Given exercise: Drop the pictures from the entries below, then reproduce the rest exactly.

Entries shown:
_ _ _ _ _

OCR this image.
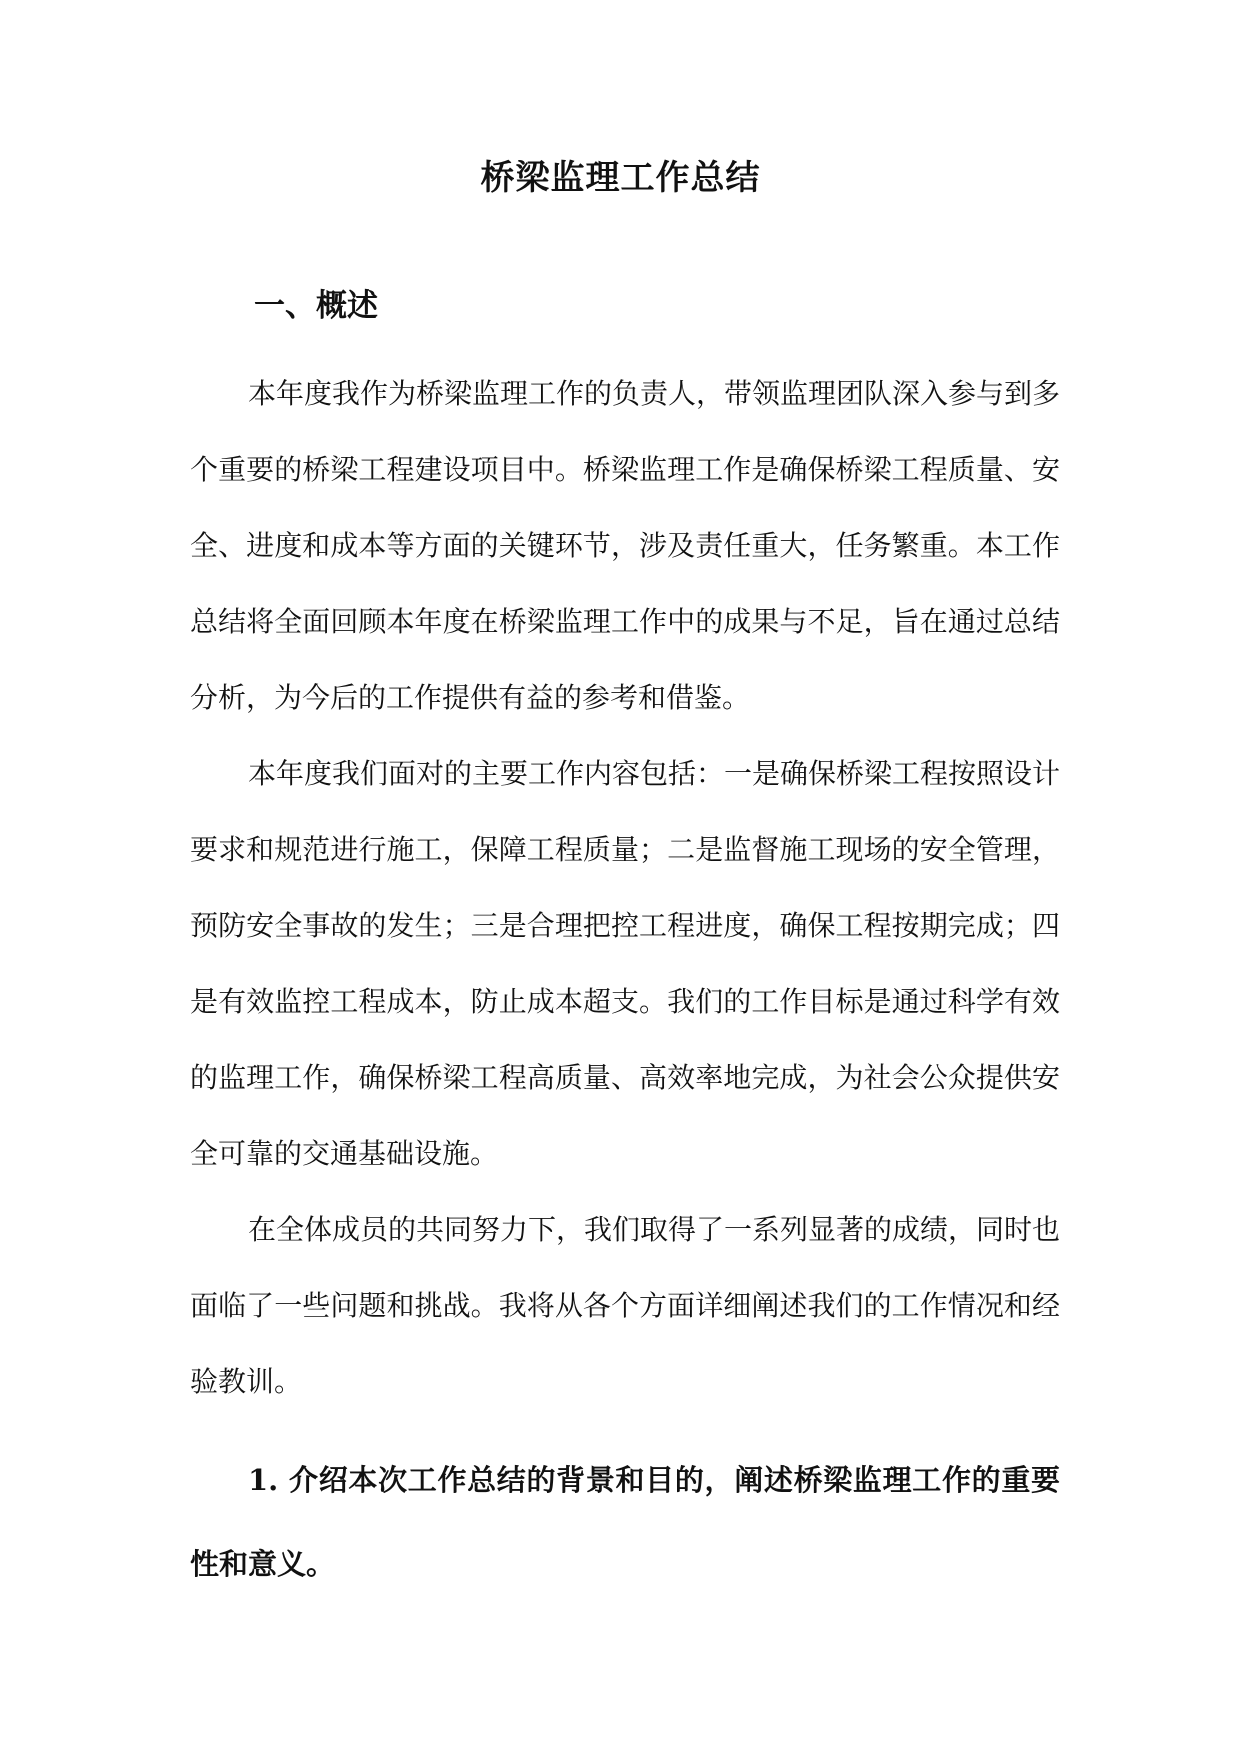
桥梁监理工作总结
一、概述

本年度我作为桥梁监理工作的负责人，带领监理团队深入参与到多个重要的桥梁工程建设项目中。桥梁监理工作是确保桥梁工程质量、安全、进度和成本等方面的关键环节，涉及责任重大，任务繁重。本工作总结将全面回顾本年度在桥梁监理工作中的成果与不足，旨在通过总结分析，为今后的工作提供有益的参考和借鉴。

本年度我们面对的主要工作内容包括：一是确保桥梁工程按照设计要求和规范进行施工，保障工程质量；二是监督施工现场的安全管理，预防安全事故的发生；三是合理把控工程进度，确保工程按期完成；四是有效监控工程成本，防止成本超支。我们的工作目标是通过科学有效的监理工作，确保桥梁工程高质量、高效率地完成，为社会公众提供安全可靠的交通基础设施。

在全体成员的共同努力下，我们取得了一系列显著的成绩，同时也面临了一些问题和挑战。我将从各个方面详细阐述我们的工作情况和经验教训。

1. 介绍本次工作总结的背景和目的，阐述桥梁监理工作的重要性和意义。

_ _ _ _ _

Full answer:
OCR this image.
桥梁监理工作总结
一、概述

本年度我作为桥梁监理工作的负责人，带领监理团队深入参与到多个重要的桥梁工程建设项目中。桥梁监理工作是确保桥梁工程质量、安全、进度和成本等方面的关键环节，涉及责任重大，任务繁重。本工作总结将全面回顾本年度在桥梁监理工作中的成果与不足，旨在通过总结分析，为今后的工作提供有益的参考和借鉴。

本年度我们面对的主要工作内容包括：一是确保桥梁工程按照设计要求和规范进行施工，保障工程质量；二是监督施工现场的安全管理，预防安全事故的发生；三是合理把控工程进度，确保工程按期完成；四是有效监控工程成本，防止成本超支。我们的工作目标是通过科学有效的监理工作，确保桥梁工程高质量、高效率地完成，为社会公众提供安全可靠的交通基础设施。

在全体成员的共同努力下，我们取得了一系列显著的成绩，同时也面临了一些问题和挑战。我将从各个方面详细阐述我们的工作情况和经验教训。

1. 介绍本次工作总结的背景和目的，阐述桥梁监理工作的重要性和意义。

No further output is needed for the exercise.